Below are some records. Copy every line in them that holds "from".
# Start of Data excerpts
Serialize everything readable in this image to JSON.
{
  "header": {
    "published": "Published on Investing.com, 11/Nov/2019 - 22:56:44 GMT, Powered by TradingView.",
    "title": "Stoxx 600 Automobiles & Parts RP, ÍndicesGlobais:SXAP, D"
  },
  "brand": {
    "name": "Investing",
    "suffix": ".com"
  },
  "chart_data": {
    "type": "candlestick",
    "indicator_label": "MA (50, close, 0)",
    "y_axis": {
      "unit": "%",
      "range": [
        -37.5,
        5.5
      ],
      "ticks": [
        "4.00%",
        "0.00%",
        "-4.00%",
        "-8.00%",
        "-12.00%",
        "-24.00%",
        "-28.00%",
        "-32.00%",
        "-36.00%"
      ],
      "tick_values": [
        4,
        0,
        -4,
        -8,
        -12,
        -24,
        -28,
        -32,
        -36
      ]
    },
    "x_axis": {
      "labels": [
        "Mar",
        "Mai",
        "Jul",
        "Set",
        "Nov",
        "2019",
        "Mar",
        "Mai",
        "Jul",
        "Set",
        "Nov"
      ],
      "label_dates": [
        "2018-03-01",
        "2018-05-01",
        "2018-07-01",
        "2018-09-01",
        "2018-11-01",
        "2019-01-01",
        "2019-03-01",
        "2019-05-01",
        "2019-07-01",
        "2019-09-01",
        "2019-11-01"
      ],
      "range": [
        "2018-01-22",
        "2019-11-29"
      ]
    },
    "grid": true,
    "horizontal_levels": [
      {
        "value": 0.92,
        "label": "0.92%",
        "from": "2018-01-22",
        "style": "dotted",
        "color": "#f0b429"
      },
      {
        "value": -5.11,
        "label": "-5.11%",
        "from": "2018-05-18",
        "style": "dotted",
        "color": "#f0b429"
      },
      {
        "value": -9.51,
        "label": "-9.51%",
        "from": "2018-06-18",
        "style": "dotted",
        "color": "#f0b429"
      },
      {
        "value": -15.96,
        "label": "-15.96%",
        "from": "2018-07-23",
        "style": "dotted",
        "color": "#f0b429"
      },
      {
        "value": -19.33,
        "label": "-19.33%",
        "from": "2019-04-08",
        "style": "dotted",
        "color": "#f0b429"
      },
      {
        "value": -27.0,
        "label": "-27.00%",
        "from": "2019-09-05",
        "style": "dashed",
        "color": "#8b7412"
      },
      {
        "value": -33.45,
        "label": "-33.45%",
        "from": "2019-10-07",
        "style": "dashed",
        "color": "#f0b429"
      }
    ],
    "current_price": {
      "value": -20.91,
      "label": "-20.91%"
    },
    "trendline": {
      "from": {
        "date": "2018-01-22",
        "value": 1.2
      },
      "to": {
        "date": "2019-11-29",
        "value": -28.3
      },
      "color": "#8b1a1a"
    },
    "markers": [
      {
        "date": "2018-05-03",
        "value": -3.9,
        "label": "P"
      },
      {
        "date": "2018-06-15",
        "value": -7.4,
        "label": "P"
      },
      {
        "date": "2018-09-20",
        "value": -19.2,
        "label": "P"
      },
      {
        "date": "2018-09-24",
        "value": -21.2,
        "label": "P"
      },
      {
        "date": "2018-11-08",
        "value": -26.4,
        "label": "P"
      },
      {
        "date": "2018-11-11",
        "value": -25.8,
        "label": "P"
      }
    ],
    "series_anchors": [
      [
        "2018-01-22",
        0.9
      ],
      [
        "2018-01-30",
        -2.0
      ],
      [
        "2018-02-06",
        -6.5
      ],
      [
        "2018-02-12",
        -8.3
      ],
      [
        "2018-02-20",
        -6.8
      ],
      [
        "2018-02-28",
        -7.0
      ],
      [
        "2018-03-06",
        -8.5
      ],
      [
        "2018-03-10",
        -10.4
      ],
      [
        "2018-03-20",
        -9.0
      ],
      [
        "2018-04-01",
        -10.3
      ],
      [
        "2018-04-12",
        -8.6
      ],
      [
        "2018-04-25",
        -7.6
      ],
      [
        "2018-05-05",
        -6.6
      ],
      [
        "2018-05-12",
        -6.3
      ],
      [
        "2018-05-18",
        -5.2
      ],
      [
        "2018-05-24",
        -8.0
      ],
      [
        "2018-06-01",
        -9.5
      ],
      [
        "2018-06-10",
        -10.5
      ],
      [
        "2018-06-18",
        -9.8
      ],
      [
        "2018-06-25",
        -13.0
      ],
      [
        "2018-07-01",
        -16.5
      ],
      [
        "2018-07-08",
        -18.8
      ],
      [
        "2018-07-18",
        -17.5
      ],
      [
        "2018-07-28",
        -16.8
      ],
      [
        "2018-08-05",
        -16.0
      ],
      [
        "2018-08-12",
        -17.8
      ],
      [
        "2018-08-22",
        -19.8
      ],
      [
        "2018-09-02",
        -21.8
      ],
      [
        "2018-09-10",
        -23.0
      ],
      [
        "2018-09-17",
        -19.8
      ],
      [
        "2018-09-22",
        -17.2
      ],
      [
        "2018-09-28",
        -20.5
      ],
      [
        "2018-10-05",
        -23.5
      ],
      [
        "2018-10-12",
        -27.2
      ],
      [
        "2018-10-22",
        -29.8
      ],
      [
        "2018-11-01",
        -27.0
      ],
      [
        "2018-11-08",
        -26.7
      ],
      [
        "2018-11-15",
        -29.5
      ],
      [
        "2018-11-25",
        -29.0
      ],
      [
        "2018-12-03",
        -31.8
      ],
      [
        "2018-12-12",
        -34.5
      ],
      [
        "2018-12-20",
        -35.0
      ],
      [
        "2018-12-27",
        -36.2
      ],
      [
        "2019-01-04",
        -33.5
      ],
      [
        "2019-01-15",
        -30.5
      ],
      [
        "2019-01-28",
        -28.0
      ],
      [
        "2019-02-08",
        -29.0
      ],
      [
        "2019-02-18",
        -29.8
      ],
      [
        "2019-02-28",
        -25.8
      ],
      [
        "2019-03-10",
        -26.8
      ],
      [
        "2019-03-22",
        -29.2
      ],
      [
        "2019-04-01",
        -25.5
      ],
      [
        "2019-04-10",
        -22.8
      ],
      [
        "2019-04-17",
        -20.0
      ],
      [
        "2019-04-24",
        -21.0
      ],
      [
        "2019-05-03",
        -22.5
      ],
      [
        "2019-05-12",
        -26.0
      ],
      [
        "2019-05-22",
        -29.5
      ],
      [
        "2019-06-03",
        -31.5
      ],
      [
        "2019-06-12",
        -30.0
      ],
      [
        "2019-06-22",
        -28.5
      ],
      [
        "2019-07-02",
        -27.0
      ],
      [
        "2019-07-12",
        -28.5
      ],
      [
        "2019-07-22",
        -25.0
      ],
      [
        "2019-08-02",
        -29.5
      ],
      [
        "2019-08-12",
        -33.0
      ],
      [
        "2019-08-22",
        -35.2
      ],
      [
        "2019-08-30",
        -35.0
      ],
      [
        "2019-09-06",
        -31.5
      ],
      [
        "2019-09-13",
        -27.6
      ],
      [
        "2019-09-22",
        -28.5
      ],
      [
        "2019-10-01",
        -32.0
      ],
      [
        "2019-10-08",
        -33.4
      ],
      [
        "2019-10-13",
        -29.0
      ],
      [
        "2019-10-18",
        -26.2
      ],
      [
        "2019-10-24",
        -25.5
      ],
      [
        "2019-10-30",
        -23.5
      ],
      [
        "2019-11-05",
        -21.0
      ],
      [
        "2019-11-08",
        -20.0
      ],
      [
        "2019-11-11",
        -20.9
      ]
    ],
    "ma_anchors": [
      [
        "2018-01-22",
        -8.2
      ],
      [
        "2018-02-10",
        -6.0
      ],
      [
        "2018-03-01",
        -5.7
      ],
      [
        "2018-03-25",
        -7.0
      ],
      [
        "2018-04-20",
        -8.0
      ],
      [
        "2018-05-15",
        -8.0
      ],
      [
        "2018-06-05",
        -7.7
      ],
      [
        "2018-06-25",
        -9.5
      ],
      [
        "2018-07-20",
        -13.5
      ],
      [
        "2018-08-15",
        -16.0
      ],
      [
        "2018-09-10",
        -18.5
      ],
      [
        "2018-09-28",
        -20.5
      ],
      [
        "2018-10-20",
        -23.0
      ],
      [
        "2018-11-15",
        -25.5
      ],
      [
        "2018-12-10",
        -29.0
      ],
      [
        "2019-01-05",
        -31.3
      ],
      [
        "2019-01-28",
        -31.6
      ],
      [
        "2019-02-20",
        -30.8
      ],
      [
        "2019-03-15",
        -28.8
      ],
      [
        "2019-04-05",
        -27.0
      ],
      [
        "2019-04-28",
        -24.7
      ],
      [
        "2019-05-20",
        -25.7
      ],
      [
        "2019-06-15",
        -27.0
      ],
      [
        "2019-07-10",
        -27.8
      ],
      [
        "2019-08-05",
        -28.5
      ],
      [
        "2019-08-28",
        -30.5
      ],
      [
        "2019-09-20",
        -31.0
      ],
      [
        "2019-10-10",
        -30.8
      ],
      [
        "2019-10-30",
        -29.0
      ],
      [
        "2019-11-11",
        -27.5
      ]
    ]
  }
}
# End of Data excerpts
- **Response to this task**
        "from": "2018-01-22",
        "from": "2018-05-18",
        "from": "2018-06-18",
        "from": "2018-07-23",
        "from": "2019-04-08",
        "from": "2019-09-05",
        "from": "2019-10-07",
      "from": {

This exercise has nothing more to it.